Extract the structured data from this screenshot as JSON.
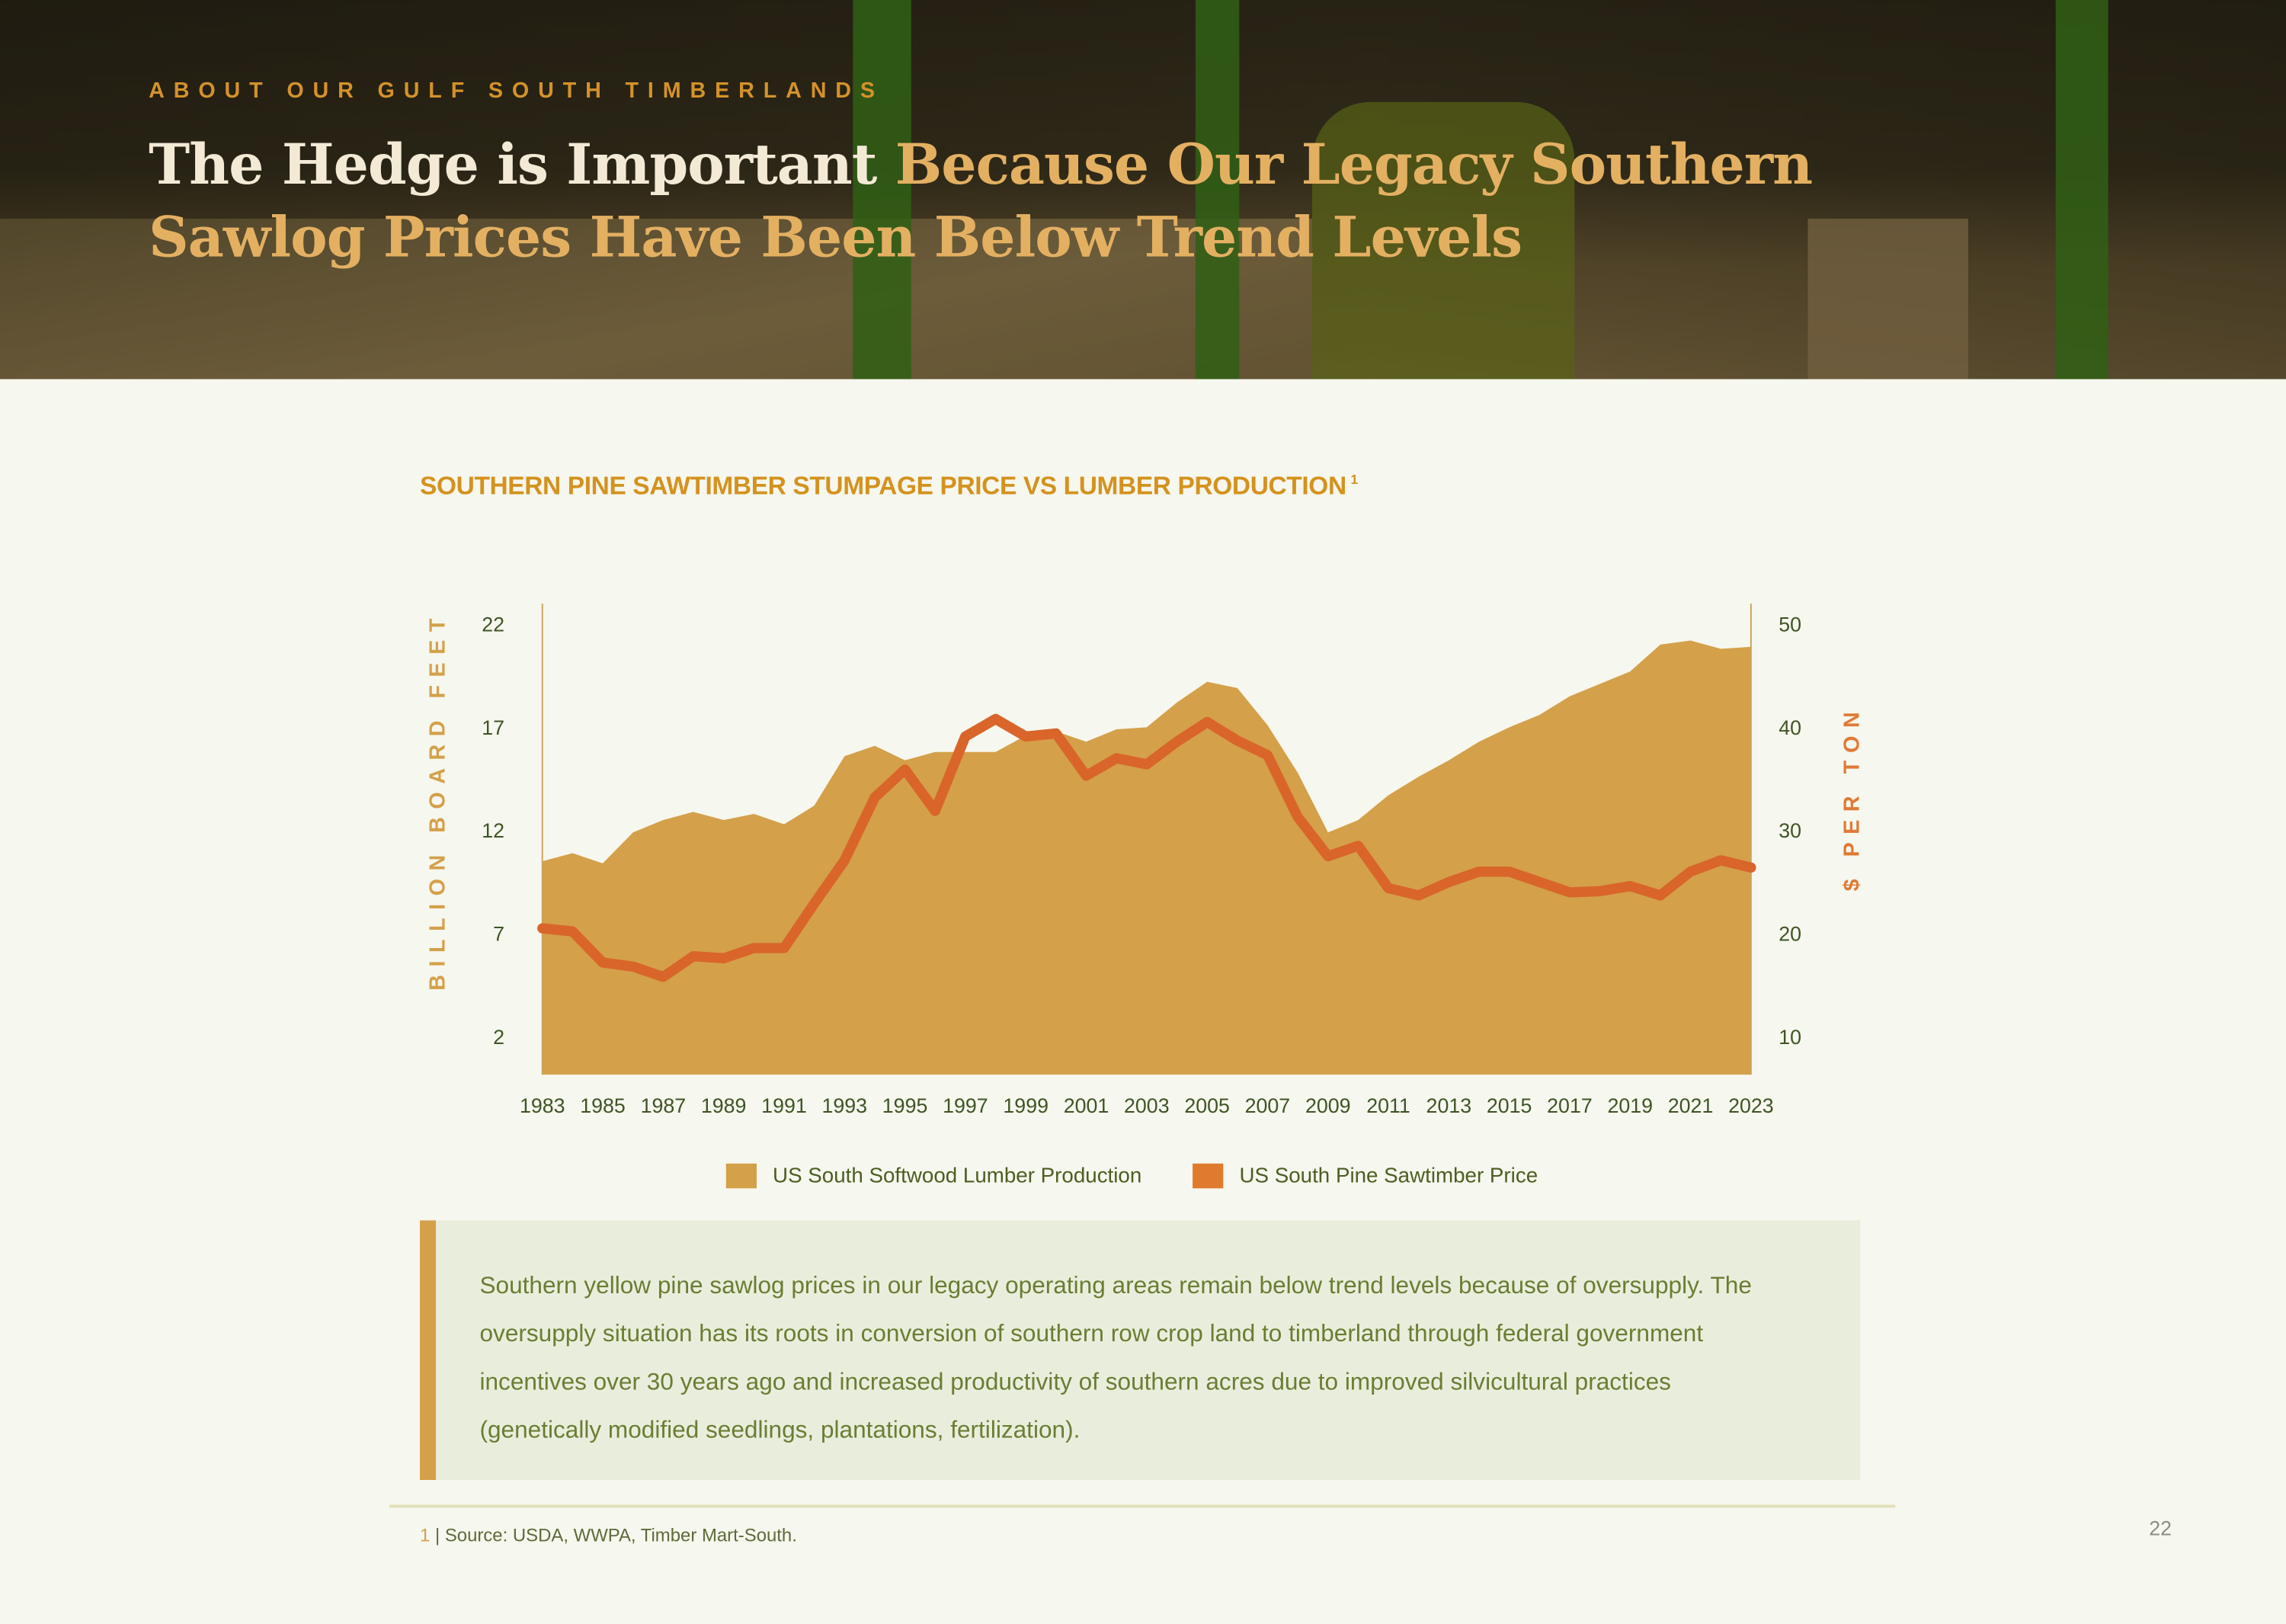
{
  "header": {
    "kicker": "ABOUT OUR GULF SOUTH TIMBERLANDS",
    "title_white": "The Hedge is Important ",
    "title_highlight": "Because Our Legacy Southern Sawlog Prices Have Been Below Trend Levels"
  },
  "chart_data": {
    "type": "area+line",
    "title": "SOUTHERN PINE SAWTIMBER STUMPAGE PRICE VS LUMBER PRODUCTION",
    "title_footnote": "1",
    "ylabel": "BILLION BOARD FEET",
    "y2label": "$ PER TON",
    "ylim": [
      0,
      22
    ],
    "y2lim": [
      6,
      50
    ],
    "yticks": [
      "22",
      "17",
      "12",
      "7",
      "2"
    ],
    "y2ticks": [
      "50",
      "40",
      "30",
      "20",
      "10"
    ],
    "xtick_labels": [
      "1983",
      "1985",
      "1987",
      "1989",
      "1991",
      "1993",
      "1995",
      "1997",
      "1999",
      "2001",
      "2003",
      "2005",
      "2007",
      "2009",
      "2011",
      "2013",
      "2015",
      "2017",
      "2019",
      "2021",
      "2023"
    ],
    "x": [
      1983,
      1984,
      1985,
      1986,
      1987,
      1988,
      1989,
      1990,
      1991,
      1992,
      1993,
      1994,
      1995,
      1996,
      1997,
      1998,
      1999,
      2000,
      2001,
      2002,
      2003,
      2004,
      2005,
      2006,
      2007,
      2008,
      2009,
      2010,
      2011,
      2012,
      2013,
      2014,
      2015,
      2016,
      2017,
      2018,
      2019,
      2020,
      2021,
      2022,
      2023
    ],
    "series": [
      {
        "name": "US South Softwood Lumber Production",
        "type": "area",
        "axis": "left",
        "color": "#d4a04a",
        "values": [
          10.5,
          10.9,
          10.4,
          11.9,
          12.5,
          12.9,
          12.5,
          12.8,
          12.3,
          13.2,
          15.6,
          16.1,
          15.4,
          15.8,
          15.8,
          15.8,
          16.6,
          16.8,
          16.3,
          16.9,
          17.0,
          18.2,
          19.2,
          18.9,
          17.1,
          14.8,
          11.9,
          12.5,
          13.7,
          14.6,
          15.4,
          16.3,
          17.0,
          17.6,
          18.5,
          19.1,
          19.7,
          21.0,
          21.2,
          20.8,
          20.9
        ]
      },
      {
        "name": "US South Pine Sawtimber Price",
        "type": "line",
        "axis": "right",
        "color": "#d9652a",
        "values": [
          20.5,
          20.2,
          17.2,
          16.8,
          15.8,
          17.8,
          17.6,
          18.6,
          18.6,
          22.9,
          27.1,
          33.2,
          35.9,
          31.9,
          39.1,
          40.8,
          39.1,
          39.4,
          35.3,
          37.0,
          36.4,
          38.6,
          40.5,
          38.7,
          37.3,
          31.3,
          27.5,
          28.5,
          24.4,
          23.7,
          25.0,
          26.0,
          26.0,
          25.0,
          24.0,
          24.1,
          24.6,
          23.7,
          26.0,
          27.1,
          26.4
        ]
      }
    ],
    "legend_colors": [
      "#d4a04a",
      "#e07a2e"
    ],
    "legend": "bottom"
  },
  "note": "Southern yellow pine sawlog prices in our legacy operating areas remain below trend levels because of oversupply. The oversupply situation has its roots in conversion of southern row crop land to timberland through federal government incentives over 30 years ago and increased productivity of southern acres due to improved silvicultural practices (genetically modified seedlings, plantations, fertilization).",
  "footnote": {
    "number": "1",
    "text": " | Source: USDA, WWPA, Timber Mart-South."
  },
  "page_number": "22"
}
────────
▸ Written problem
Write out the whole listing again, exactly, with no pictures.

▸ Exercise response
Extract the structured data from this screenshot as JSON.
{
  "header": {
    "kicker": "ABOUT OUR GULF SOUTH TIMBERLANDS",
    "title_white": "The Hedge is Important ",
    "title_highlight": "Because Our Legacy Southern Sawlog Prices Have Been Below Trend Levels"
  },
  "chart_data": {
    "type": "area+line",
    "title": "SOUTHERN PINE SAWTIMBER STUMPAGE PRICE VS LUMBER PRODUCTION",
    "title_footnote": "1",
    "ylabel": "BILLION BOARD FEET",
    "y2label": "$ PER TON",
    "ylim": [
      0,
      22
    ],
    "y2lim": [
      6,
      50
    ],
    "yticks": [
      "22",
      "17",
      "12",
      "7",
      "2"
    ],
    "y2ticks": [
      "50",
      "40",
      "30",
      "20",
      "10"
    ],
    "xtick_labels": [
      "1983",
      "1985",
      "1987",
      "1989",
      "1991",
      "1993",
      "1995",
      "1997",
      "1999",
      "2001",
      "2003",
      "2005",
      "2007",
      "2009",
      "2011",
      "2013",
      "2015",
      "2017",
      "2019",
      "2021",
      "2023"
    ],
    "x": [
      1983,
      1984,
      1985,
      1986,
      1987,
      1988,
      1989,
      1990,
      1991,
      1992,
      1993,
      1994,
      1995,
      1996,
      1997,
      1998,
      1999,
      2000,
      2001,
      2002,
      2003,
      2004,
      2005,
      2006,
      2007,
      2008,
      2009,
      2010,
      2011,
      2012,
      2013,
      2014,
      2015,
      2016,
      2017,
      2018,
      2019,
      2020,
      2021,
      2022,
      2023
    ],
    "series": [
      {
        "name": "US South Softwood Lumber Production",
        "type": "area",
        "axis": "left",
        "color": "#d4a04a",
        "values": [
          10.5,
          10.9,
          10.4,
          11.9,
          12.5,
          12.9,
          12.5,
          12.8,
          12.3,
          13.2,
          15.6,
          16.1,
          15.4,
          15.8,
          15.8,
          15.8,
          16.6,
          16.8,
          16.3,
          16.9,
          17.0,
          18.2,
          19.2,
          18.9,
          17.1,
          14.8,
          11.9,
          12.5,
          13.7,
          14.6,
          15.4,
          16.3,
          17.0,
          17.6,
          18.5,
          19.1,
          19.7,
          21.0,
          21.2,
          20.8,
          20.9
        ]
      },
      {
        "name": "US South Pine Sawtimber Price",
        "type": "line",
        "axis": "right",
        "color": "#d9652a",
        "values": [
          20.5,
          20.2,
          17.2,
          16.8,
          15.8,
          17.8,
          17.6,
          18.6,
          18.6,
          22.9,
          27.1,
          33.2,
          35.9,
          31.9,
          39.1,
          40.8,
          39.1,
          39.4,
          35.3,
          37.0,
          36.4,
          38.6,
          40.5,
          38.7,
          37.3,
          31.3,
          27.5,
          28.5,
          24.4,
          23.7,
          25.0,
          26.0,
          26.0,
          25.0,
          24.0,
          24.1,
          24.6,
          23.7,
          26.0,
          27.1,
          26.4
        ]
      }
    ],
    "legend_colors": [
      "#d4a04a",
      "#e07a2e"
    ],
    "legend": "bottom"
  },
  "note": "Southern yellow pine sawlog prices in our legacy operating areas remain below trend levels because of oversupply. The oversupply situation has its roots in conversion of southern row crop land to timberland through federal government incentives over 30 years ago and increased productivity of southern acres due to improved silvicultural practices (genetically modified seedlings, plantations, fertilization).",
  "footnote": {
    "number": "1",
    "text": " | Source: USDA, WWPA, Timber Mart-South."
  },
  "page_number": "22"
}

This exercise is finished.